▶ **WHAT IS NEEDED**: Go through the records and show each line where the word "やや不満" occurs.

Collection entries

↓↓↓

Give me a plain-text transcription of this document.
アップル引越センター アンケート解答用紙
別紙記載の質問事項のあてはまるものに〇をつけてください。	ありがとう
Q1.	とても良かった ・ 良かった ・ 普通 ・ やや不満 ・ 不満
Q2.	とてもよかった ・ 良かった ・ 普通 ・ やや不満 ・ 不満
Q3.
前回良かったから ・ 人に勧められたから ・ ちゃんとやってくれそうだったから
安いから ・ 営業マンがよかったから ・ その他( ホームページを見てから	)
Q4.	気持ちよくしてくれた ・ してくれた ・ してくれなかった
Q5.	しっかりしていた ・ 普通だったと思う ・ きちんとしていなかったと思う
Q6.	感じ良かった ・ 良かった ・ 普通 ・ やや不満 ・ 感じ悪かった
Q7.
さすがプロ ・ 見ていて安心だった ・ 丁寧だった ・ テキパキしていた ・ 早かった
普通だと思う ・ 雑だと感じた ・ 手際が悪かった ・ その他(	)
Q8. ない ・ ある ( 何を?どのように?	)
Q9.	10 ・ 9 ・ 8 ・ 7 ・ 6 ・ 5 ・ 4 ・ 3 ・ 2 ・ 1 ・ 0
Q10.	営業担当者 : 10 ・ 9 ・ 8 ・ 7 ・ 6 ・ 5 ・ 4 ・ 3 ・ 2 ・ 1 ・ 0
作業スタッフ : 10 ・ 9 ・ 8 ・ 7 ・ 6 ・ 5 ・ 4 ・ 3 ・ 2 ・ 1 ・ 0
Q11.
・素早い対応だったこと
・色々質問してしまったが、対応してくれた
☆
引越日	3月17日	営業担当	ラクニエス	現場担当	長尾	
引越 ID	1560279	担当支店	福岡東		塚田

↑↑↑

▶ **FULL ANSWER**:
Q1.	とても良かった ・ 良かった ・ 普通 ・ やや不満 ・ 不満
Q2.	とてもよかった ・ 良かった ・ 普通 ・ やや不満 ・ 不満
Q6.	感じ良かった ・ 良かった ・ 普通 ・ やや不満 ・ 感じ悪かった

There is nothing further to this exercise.